### GIVEN EXERCISE
Work out how many lines of the records contain "elementer". Answer with the number and nothing else.
::::::::
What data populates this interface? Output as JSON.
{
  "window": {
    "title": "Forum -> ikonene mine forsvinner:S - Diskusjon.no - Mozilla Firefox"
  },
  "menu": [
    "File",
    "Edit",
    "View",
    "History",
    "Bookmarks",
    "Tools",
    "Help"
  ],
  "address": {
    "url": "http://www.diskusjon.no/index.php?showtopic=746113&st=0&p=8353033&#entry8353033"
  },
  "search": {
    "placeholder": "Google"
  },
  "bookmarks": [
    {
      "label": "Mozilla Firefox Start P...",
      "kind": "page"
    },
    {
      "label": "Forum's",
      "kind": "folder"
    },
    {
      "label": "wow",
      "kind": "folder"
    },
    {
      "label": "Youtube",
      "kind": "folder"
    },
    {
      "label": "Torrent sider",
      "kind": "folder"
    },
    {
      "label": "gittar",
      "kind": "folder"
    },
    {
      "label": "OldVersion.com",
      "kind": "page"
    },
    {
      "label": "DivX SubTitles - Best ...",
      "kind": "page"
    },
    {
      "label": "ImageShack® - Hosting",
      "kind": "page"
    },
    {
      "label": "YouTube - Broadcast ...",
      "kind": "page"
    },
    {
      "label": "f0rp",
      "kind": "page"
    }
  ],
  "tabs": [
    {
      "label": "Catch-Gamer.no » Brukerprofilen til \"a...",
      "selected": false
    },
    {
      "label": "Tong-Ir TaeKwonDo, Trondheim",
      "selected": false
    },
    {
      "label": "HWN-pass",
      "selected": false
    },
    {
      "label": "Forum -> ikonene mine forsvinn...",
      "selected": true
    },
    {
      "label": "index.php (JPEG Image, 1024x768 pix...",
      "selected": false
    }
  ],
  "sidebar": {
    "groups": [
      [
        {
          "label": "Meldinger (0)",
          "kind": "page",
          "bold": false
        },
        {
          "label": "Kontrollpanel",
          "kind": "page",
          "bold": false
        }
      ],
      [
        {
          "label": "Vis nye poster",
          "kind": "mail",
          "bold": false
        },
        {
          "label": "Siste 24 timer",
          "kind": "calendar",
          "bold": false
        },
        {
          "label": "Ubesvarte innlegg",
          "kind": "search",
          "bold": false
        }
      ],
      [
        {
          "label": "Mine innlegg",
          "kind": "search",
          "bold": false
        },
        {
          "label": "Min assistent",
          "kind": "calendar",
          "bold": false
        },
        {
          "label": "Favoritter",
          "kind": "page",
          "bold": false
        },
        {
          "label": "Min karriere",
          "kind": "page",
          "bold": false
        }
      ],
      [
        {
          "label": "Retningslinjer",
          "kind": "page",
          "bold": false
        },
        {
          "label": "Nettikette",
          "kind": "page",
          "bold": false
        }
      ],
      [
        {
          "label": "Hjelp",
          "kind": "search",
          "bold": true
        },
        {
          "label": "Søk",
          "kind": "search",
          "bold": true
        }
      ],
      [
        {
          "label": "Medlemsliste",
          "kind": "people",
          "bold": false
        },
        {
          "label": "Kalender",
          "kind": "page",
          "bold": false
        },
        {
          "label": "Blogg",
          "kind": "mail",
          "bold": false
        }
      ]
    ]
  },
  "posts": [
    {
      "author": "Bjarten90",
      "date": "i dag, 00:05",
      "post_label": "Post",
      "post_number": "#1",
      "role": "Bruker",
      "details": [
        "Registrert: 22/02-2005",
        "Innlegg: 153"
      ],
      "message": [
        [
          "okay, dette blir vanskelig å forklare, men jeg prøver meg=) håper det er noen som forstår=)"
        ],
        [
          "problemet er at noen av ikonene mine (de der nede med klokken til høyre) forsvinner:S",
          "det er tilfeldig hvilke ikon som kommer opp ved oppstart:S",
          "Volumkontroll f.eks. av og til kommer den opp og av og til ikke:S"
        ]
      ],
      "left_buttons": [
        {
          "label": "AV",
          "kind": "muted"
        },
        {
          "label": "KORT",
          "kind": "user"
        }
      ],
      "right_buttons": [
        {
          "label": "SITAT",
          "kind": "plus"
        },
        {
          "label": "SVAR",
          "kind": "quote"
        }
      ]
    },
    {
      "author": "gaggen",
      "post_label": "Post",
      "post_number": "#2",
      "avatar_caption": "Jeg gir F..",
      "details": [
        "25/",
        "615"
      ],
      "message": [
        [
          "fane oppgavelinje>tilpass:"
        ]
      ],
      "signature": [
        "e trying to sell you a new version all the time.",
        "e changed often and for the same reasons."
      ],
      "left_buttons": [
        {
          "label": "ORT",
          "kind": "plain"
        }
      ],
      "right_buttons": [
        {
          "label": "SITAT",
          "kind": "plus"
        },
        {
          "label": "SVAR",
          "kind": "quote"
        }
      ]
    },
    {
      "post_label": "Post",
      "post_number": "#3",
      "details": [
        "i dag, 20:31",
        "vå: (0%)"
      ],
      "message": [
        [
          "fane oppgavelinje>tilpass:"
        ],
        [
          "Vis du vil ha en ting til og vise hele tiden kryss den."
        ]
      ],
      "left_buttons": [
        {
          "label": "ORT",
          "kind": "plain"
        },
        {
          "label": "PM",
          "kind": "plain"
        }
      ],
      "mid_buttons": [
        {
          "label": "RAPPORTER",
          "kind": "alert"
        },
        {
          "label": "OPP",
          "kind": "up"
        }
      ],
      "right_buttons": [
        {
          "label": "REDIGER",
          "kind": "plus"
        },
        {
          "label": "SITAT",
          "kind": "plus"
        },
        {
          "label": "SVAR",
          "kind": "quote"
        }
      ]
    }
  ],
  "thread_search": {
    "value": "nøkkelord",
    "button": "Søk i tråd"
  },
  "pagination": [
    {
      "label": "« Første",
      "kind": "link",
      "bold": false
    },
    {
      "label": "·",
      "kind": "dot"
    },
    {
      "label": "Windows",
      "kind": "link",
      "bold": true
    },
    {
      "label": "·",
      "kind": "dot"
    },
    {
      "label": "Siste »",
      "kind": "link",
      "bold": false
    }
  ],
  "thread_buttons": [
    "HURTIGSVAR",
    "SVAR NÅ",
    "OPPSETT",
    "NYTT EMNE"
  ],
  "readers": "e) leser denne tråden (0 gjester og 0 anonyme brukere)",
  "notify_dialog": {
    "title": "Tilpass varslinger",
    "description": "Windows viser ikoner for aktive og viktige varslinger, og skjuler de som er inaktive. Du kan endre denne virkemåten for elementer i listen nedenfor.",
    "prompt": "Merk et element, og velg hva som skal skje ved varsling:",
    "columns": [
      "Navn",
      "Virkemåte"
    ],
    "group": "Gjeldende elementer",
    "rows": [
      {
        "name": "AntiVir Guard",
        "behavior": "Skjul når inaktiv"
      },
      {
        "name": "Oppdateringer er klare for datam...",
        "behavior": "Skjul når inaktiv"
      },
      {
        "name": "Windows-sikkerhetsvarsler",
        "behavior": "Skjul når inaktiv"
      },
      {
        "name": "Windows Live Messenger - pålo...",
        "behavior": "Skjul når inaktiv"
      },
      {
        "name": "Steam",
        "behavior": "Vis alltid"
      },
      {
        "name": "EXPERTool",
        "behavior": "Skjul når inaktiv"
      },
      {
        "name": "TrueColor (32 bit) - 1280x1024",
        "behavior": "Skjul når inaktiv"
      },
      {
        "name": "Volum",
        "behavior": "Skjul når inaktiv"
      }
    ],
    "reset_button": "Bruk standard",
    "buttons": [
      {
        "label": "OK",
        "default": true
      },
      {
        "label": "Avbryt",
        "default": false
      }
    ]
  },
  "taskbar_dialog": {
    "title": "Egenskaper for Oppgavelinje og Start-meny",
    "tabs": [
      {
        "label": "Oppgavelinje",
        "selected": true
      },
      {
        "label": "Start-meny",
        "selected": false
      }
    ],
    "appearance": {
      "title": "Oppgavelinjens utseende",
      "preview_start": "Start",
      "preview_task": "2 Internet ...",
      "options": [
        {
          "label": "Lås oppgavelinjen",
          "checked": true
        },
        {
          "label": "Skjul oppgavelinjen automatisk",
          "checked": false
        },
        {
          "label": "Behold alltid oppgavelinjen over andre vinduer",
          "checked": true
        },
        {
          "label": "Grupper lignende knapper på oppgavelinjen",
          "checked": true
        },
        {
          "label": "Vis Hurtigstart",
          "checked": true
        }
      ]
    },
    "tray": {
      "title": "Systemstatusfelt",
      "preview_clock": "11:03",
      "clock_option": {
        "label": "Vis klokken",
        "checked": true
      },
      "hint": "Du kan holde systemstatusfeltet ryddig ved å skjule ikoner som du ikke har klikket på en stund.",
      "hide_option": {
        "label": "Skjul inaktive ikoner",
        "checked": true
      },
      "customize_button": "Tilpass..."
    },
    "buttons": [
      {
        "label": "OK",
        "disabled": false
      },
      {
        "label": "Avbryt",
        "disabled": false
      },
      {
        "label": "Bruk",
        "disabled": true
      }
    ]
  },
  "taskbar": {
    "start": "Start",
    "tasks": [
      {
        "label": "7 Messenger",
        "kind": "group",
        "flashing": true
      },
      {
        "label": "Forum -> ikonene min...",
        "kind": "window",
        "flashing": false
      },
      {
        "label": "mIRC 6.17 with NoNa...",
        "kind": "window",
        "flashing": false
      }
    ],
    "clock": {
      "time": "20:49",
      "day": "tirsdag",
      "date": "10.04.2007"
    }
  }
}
::::::::
### COMPLETE ANSWER
2